──────── PROVIDED MATERIAL ────────
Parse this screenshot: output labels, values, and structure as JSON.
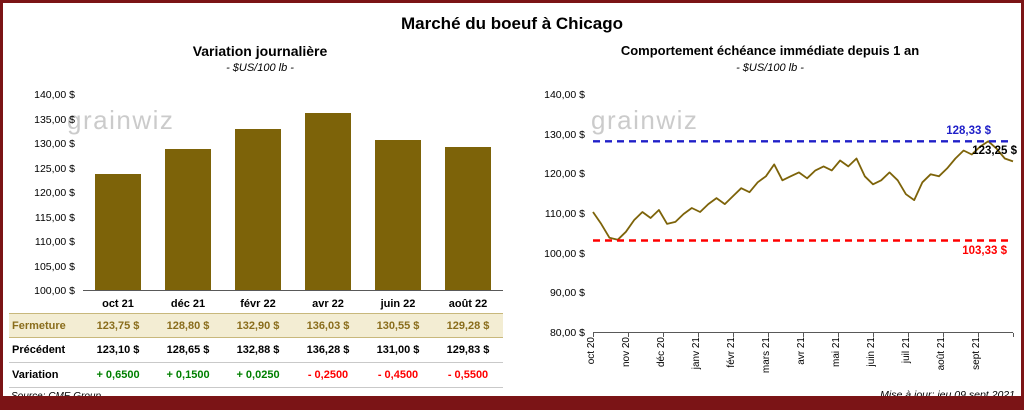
{
  "page": {
    "title": "Marché du boeuf à Chicago",
    "watermark": "grainwiz",
    "source": "Source: CME Group",
    "updated": "Mise à jour: jeu 09 sept 2021"
  },
  "colors": {
    "frame_red": "#7b1416",
    "series_gold": "#7d6309",
    "close_row_bg": "#f3edd3",
    "close_row_text": "#8a6d1c",
    "positive_green": "#008000",
    "negative_red": "#ff0000",
    "high_blue": "#1f1fc8",
    "low_red": "#ff0000",
    "watermark_gray": "#c3c3c3"
  },
  "chart_data": [
    {
      "type": "bar",
      "title": "Variation journalière",
      "subtitle": "- $US/100 lb -",
      "categories": [
        "oct 21",
        "déc 21",
        "févr 22",
        "avr 22",
        "juin 22",
        "août 22"
      ],
      "values": [
        123.75,
        128.8,
        132.9,
        136.03,
        130.55,
        129.28
      ],
      "ylim": [
        100,
        140
      ],
      "ytick_step": 5,
      "ytick_suffix": " $",
      "bar_color": "#7d6309",
      "grid": false,
      "legend": false
    },
    {
      "type": "line",
      "title": "Comportement échéance immédiate depuis 1 an",
      "subtitle": "- $US/100 lb -",
      "x_labels": [
        "oct 20",
        "nov 20",
        "déc 20",
        "janv 21",
        "févr 21",
        "mars 21",
        "avr 21",
        "mai 21",
        "juin 21",
        "juil 21",
        "août 21",
        "sept 21"
      ],
      "ylim": [
        80,
        140
      ],
      "ytick_step": 10,
      "grid": false,
      "legend": false,
      "series": [
        {
          "name": "échéance immédiate",
          "color": "#7d6309",
          "values": [
            110.5,
            107.5,
            104.0,
            103.5,
            105.5,
            108.5,
            110.5,
            109.0,
            111.0,
            107.5,
            108.0,
            110.0,
            111.5,
            110.5,
            112.5,
            114.0,
            112.5,
            114.5,
            116.5,
            115.5,
            118.0,
            119.5,
            122.5,
            118.5,
            119.5,
            120.5,
            119.0,
            121.0,
            122.0,
            121.0,
            123.5,
            122.0,
            124.0,
            119.5,
            117.5,
            118.5,
            120.5,
            118.5,
            115.0,
            113.5,
            118.0,
            120.0,
            119.5,
            121.5,
            124.0,
            126.0,
            125.0,
            127.0,
            128.33,
            126.5,
            124.0,
            123.25
          ]
        }
      ],
      "reference_lines": [
        {
          "value": 128.33,
          "label": "128,33 $",
          "color": "#1f1fc8",
          "style": "dashed"
        },
        {
          "value": 103.33,
          "label": "103,33 $",
          "color": "#ff0000",
          "style": "dashed"
        }
      ],
      "last_point_label": {
        "value": 123.25,
        "label": "123,25 $",
        "color": "#000000"
      }
    }
  ],
  "table": {
    "rows": [
      {
        "label": "Fermeture",
        "values": [
          "123,75  $",
          "128,80  $",
          "132,90  $",
          "136,03  $",
          "130,55  $",
          "129,28  $"
        ],
        "row_style": "close"
      },
      {
        "label": "Précédent",
        "values": [
          "123,10  $",
          "128,65  $",
          "132,88  $",
          "136,28  $",
          "131,00  $",
          "129,83  $"
        ],
        "row_style": "previous"
      },
      {
        "label": "Variation",
        "values": [
          "+ 0,6500",
          "+ 0,1500",
          "+ 0,0250",
          "- 0,2500",
          "- 0,4500",
          "- 0,5500"
        ],
        "value_styles": [
          "pos",
          "pos",
          "pos",
          "neg",
          "neg",
          "neg"
        ],
        "row_style": "variation"
      }
    ]
  }
}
────────
» **TASK REQUIREMENTS**
Drop the pictures and reproduce the rest of the entries above exactly.

» **TASK SOLUTION**
Parse this screenshot: output labels, values, and structure as JSON.
{
  "page": {
    "title": "Marché du boeuf à Chicago",
    "watermark": "grainwiz",
    "source": "Source: CME Group",
    "updated": "Mise à jour: jeu 09 sept 2021"
  },
  "colors": {
    "frame_red": "#7b1416",
    "series_gold": "#7d6309",
    "close_row_bg": "#f3edd3",
    "close_row_text": "#8a6d1c",
    "positive_green": "#008000",
    "negative_red": "#ff0000",
    "high_blue": "#1f1fc8",
    "low_red": "#ff0000",
    "watermark_gray": "#c3c3c3"
  },
  "chart_data": [
    {
      "type": "bar",
      "title": "Variation journalière",
      "subtitle": "- $US/100 lb -",
      "categories": [
        "oct 21",
        "déc 21",
        "févr 22",
        "avr 22",
        "juin 22",
        "août 22"
      ],
      "values": [
        123.75,
        128.8,
        132.9,
        136.03,
        130.55,
        129.28
      ],
      "ylim": [
        100,
        140
      ],
      "ytick_step": 5,
      "ytick_suffix": " $",
      "bar_color": "#7d6309",
      "grid": false,
      "legend": false
    },
    {
      "type": "line",
      "title": "Comportement échéance immédiate depuis 1 an",
      "subtitle": "- $US/100 lb -",
      "x_labels": [
        "oct 20",
        "nov 20",
        "déc 20",
        "janv 21",
        "févr 21",
        "mars 21",
        "avr 21",
        "mai 21",
        "juin 21",
        "juil 21",
        "août 21",
        "sept 21"
      ],
      "ylim": [
        80,
        140
      ],
      "ytick_step": 10,
      "grid": false,
      "legend": false,
      "series": [
        {
          "name": "échéance immédiate",
          "color": "#7d6309",
          "values": [
            110.5,
            107.5,
            104.0,
            103.5,
            105.5,
            108.5,
            110.5,
            109.0,
            111.0,
            107.5,
            108.0,
            110.0,
            111.5,
            110.5,
            112.5,
            114.0,
            112.5,
            114.5,
            116.5,
            115.5,
            118.0,
            119.5,
            122.5,
            118.5,
            119.5,
            120.5,
            119.0,
            121.0,
            122.0,
            121.0,
            123.5,
            122.0,
            124.0,
            119.5,
            117.5,
            118.5,
            120.5,
            118.5,
            115.0,
            113.5,
            118.0,
            120.0,
            119.5,
            121.5,
            124.0,
            126.0,
            125.0,
            127.0,
            128.33,
            126.5,
            124.0,
            123.25
          ]
        }
      ],
      "reference_lines": [
        {
          "value": 128.33,
          "label": "128,33 $",
          "color": "#1f1fc8",
          "style": "dashed"
        },
        {
          "value": 103.33,
          "label": "103,33 $",
          "color": "#ff0000",
          "style": "dashed"
        }
      ],
      "last_point_label": {
        "value": 123.25,
        "label": "123,25 $",
        "color": "#000000"
      }
    }
  ],
  "table": {
    "rows": [
      {
        "label": "Fermeture",
        "values": [
          "123,75  $",
          "128,80  $",
          "132,90  $",
          "136,03  $",
          "130,55  $",
          "129,28  $"
        ],
        "row_style": "close"
      },
      {
        "label": "Précédent",
        "values": [
          "123,10  $",
          "128,65  $",
          "132,88  $",
          "136,28  $",
          "131,00  $",
          "129,83  $"
        ],
        "row_style": "previous"
      },
      {
        "label": "Variation",
        "values": [
          "+ 0,6500",
          "+ 0,1500",
          "+ 0,0250",
          "- 0,2500",
          "- 0,4500",
          "- 0,5500"
        ],
        "value_styles": [
          "pos",
          "pos",
          "pos",
          "neg",
          "neg",
          "neg"
        ],
        "row_style": "variation"
      }
    ]
  }
}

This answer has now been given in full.